Some lines in the listing below may include the string "color". How many are there? Give only the number.

☆ ☆ ☆ ☆ ☆ ☆ ☆

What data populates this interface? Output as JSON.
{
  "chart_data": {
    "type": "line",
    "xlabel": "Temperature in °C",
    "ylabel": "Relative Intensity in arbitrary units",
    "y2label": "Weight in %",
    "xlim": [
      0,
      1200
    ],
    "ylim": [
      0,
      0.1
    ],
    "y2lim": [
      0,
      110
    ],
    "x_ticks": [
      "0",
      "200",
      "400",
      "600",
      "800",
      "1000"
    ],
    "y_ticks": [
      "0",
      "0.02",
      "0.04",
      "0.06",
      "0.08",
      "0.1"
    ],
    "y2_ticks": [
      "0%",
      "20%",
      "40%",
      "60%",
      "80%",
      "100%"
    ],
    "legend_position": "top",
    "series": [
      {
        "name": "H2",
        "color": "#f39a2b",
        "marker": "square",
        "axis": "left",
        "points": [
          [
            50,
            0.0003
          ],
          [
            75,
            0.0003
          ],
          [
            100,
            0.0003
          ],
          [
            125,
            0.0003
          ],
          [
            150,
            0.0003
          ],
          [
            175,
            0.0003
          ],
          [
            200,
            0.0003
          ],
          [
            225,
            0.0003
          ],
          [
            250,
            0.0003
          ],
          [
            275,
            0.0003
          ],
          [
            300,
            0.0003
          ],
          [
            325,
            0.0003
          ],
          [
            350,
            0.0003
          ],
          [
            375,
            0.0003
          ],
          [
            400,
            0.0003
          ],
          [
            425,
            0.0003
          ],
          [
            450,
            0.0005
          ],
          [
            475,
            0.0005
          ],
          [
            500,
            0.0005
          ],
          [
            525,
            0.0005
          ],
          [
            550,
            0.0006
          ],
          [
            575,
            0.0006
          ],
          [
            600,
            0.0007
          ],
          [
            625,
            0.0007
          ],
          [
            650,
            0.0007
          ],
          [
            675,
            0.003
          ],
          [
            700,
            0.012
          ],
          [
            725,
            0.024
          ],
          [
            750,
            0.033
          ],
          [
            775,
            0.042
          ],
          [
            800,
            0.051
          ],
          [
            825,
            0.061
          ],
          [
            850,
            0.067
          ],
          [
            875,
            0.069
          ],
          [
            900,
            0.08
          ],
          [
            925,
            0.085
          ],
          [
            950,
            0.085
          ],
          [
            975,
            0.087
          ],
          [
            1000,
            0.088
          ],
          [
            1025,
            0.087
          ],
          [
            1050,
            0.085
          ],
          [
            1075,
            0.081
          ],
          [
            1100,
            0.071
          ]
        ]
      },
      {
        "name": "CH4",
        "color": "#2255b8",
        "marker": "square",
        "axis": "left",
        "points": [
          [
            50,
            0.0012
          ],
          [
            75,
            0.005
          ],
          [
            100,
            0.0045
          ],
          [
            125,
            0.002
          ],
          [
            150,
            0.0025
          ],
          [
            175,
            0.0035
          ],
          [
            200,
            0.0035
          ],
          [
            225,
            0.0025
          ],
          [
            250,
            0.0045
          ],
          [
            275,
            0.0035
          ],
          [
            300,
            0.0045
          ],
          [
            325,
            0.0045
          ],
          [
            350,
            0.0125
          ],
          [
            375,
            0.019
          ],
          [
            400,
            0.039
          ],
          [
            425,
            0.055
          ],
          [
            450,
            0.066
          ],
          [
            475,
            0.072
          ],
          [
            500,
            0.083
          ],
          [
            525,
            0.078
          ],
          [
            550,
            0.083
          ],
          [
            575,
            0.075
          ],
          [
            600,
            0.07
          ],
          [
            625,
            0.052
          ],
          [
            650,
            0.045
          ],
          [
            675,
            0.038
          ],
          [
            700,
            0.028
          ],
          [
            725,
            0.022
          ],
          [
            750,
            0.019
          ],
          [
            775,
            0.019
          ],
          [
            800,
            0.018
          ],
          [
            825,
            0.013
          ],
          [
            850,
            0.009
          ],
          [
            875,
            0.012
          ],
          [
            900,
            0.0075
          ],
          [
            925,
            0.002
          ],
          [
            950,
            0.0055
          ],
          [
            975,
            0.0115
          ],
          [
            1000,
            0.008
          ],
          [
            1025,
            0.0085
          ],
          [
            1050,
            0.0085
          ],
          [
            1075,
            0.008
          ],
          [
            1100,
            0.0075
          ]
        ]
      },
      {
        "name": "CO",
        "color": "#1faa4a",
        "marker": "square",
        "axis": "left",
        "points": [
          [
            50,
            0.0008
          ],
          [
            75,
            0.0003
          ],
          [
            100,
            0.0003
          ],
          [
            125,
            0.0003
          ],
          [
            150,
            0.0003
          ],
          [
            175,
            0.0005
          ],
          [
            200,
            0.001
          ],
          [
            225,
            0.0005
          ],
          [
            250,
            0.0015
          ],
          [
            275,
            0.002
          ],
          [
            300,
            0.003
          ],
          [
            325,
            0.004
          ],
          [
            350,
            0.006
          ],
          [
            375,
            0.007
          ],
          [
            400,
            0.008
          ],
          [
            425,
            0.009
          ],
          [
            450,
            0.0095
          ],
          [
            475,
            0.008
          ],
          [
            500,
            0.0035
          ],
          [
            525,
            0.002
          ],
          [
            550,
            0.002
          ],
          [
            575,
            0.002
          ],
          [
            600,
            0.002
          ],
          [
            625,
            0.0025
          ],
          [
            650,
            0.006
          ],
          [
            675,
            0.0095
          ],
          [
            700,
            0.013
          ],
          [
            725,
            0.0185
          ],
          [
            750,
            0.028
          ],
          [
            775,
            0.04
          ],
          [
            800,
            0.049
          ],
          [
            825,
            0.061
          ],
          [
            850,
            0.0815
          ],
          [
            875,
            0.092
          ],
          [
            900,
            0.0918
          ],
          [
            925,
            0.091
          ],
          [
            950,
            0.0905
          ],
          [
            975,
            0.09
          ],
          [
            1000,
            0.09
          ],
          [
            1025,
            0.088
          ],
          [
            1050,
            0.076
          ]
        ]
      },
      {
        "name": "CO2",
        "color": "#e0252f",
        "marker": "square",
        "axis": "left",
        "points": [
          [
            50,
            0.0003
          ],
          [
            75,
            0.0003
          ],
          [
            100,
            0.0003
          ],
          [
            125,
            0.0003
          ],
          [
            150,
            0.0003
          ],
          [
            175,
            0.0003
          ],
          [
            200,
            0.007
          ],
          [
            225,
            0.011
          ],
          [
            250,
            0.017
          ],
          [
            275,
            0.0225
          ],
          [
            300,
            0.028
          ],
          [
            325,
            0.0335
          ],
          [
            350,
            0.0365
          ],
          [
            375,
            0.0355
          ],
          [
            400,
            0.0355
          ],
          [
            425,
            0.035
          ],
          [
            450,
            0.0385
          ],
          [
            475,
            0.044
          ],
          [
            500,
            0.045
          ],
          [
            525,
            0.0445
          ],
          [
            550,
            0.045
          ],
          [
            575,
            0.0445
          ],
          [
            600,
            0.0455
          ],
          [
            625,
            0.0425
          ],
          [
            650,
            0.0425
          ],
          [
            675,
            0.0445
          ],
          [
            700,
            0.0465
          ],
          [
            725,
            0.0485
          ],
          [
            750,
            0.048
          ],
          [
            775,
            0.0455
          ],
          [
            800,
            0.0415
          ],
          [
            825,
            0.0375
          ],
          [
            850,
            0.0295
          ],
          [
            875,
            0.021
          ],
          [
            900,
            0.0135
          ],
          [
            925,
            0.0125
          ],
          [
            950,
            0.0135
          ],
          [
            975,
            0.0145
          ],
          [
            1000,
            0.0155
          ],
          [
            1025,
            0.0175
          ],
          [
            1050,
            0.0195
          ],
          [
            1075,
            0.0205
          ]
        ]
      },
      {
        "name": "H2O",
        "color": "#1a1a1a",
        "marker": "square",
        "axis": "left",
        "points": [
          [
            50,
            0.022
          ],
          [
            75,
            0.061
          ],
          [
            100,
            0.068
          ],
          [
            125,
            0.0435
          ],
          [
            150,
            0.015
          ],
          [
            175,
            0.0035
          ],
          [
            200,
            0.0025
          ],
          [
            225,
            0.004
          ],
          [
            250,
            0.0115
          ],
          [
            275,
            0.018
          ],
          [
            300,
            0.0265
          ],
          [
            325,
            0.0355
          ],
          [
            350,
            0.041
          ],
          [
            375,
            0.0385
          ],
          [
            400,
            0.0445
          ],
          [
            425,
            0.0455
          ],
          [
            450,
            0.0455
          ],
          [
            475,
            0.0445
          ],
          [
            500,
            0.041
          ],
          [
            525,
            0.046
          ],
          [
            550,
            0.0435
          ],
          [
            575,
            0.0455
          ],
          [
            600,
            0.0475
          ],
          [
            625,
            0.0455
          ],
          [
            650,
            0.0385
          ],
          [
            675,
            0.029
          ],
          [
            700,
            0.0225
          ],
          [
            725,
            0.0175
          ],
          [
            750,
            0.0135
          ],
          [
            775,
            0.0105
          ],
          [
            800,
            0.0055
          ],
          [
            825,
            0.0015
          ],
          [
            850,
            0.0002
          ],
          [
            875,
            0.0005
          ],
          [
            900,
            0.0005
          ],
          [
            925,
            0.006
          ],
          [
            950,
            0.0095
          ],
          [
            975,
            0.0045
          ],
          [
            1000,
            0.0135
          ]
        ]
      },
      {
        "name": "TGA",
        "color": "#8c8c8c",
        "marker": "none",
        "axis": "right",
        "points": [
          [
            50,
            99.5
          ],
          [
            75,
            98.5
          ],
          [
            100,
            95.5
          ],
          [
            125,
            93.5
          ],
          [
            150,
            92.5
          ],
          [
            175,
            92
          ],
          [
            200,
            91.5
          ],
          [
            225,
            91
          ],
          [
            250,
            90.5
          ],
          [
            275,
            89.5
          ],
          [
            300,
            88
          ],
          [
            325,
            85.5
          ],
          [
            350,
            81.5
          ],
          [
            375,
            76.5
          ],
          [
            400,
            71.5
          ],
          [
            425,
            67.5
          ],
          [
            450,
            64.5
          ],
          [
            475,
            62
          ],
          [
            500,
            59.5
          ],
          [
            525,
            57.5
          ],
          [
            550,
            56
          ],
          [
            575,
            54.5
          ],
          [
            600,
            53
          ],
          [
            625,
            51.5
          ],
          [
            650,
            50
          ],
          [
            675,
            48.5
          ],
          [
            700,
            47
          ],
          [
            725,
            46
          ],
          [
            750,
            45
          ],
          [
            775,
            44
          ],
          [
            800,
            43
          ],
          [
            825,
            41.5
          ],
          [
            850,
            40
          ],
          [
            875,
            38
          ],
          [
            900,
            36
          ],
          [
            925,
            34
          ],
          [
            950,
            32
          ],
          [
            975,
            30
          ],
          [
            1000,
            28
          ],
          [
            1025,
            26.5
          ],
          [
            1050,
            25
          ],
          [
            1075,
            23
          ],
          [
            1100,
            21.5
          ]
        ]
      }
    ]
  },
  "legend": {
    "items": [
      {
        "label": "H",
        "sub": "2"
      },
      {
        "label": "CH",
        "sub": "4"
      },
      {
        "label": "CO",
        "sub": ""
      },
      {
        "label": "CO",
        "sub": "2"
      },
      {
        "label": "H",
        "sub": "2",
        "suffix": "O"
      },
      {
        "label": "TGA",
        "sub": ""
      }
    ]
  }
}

☆ ☆ ☆ ☆ ☆ ☆ ☆

Output of the exercise. 6